_TASK TO CARRY OUT_:
Return all lines that include the string "materials".

#####

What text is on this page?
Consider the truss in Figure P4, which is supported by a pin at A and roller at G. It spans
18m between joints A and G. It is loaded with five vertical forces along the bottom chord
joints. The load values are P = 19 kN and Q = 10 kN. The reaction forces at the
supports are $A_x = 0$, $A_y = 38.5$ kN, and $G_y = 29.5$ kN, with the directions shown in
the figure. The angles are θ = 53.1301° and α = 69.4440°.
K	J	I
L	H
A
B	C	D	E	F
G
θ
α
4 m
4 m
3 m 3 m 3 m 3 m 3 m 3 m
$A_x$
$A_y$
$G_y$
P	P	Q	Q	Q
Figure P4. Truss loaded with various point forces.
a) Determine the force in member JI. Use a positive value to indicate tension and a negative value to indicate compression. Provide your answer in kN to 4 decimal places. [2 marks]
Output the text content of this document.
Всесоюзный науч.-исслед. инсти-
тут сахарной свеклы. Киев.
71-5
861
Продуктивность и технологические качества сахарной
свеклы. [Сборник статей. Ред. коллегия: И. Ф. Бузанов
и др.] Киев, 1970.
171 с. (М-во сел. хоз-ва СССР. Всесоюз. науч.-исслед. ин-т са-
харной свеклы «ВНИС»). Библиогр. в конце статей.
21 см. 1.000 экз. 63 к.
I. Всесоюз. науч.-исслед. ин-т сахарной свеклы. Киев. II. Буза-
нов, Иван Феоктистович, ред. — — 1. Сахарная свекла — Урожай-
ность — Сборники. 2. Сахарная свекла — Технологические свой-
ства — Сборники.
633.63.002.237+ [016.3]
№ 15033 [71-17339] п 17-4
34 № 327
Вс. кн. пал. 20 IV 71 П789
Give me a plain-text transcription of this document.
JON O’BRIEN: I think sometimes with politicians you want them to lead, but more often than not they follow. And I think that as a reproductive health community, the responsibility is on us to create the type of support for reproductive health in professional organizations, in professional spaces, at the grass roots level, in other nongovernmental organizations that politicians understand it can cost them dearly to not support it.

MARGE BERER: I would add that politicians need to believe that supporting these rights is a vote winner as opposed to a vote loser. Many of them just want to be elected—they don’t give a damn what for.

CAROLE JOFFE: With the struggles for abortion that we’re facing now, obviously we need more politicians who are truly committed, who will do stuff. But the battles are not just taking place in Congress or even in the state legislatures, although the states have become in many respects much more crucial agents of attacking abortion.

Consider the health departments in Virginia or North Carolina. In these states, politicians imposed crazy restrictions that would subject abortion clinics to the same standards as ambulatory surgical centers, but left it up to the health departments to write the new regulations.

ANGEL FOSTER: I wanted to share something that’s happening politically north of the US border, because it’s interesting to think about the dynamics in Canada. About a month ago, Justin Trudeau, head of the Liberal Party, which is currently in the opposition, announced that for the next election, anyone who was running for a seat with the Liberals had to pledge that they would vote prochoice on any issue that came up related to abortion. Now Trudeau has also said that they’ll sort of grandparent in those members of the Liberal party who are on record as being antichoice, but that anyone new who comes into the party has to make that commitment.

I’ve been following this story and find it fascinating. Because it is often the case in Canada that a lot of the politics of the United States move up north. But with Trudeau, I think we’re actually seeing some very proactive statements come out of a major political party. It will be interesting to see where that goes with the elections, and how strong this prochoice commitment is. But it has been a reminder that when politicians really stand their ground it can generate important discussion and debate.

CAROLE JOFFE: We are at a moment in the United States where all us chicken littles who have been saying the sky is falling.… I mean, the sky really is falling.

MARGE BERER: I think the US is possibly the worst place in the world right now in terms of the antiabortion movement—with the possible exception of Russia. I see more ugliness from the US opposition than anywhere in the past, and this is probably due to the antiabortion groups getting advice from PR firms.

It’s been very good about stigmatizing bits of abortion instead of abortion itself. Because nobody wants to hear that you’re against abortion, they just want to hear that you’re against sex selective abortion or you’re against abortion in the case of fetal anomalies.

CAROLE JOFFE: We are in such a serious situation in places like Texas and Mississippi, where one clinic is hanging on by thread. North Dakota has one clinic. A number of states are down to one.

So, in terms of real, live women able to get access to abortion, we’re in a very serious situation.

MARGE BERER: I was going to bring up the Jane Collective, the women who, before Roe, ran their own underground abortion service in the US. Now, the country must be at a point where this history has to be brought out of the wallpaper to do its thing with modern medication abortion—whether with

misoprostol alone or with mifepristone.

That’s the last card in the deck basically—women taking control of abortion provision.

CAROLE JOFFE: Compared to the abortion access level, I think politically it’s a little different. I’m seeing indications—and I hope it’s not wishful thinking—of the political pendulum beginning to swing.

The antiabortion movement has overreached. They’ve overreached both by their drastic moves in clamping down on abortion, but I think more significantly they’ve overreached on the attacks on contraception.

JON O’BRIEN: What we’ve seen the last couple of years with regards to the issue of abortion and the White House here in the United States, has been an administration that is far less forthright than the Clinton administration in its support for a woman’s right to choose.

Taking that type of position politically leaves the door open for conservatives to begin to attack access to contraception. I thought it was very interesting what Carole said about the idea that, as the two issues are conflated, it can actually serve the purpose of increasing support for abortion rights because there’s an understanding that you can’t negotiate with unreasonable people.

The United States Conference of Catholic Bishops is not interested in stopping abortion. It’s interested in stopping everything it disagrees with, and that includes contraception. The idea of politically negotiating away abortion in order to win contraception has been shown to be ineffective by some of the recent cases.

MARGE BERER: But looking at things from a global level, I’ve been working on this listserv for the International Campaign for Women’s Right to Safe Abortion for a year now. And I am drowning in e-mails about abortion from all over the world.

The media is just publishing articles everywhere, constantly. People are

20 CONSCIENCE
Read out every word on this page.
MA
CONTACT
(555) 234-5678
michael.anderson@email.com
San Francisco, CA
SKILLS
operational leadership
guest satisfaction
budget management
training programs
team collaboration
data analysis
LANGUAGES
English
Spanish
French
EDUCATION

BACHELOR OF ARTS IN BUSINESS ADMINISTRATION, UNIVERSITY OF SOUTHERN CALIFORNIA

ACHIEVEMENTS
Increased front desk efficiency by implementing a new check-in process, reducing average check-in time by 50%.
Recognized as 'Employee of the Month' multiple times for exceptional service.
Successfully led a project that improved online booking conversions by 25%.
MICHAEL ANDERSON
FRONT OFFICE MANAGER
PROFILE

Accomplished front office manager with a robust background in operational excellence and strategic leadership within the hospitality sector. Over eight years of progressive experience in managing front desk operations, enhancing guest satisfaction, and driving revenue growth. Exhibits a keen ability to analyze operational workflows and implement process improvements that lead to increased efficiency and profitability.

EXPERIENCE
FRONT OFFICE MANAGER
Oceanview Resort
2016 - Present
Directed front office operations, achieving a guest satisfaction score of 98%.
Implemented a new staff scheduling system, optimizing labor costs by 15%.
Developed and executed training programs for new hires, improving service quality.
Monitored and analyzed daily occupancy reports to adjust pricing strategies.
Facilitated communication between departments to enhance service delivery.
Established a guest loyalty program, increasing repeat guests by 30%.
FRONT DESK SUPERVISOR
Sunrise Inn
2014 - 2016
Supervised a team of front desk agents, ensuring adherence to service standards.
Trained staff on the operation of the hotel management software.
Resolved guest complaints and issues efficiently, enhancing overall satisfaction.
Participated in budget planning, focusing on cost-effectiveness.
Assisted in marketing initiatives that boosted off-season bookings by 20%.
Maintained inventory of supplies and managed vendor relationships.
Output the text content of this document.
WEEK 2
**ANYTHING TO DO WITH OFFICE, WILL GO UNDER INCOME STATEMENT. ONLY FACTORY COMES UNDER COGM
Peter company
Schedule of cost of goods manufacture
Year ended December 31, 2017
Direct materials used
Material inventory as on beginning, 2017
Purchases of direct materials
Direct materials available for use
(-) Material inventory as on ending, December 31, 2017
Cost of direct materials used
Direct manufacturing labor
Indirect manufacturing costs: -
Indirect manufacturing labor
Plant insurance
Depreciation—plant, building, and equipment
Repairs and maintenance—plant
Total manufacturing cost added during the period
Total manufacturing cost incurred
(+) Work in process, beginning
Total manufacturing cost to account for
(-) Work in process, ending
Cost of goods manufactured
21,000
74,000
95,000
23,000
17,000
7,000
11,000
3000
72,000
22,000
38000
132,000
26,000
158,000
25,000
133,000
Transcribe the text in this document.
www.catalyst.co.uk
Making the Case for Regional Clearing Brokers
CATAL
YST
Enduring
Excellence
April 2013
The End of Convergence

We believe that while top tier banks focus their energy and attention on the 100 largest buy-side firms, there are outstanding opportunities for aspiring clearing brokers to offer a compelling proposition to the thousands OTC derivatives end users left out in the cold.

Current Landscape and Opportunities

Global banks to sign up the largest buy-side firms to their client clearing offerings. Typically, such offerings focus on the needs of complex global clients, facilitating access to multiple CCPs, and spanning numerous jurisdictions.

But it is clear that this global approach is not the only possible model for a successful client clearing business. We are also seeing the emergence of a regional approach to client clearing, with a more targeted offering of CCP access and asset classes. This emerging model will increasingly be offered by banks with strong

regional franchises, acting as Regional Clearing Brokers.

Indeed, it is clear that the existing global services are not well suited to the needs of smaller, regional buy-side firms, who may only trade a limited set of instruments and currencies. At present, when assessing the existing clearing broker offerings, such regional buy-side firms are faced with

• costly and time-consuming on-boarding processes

#####

_OUTPUT FOR THIS EXERCISE_:
Direct materials used
Purchases of direct materials
Direct materials available for use
Cost of direct materials used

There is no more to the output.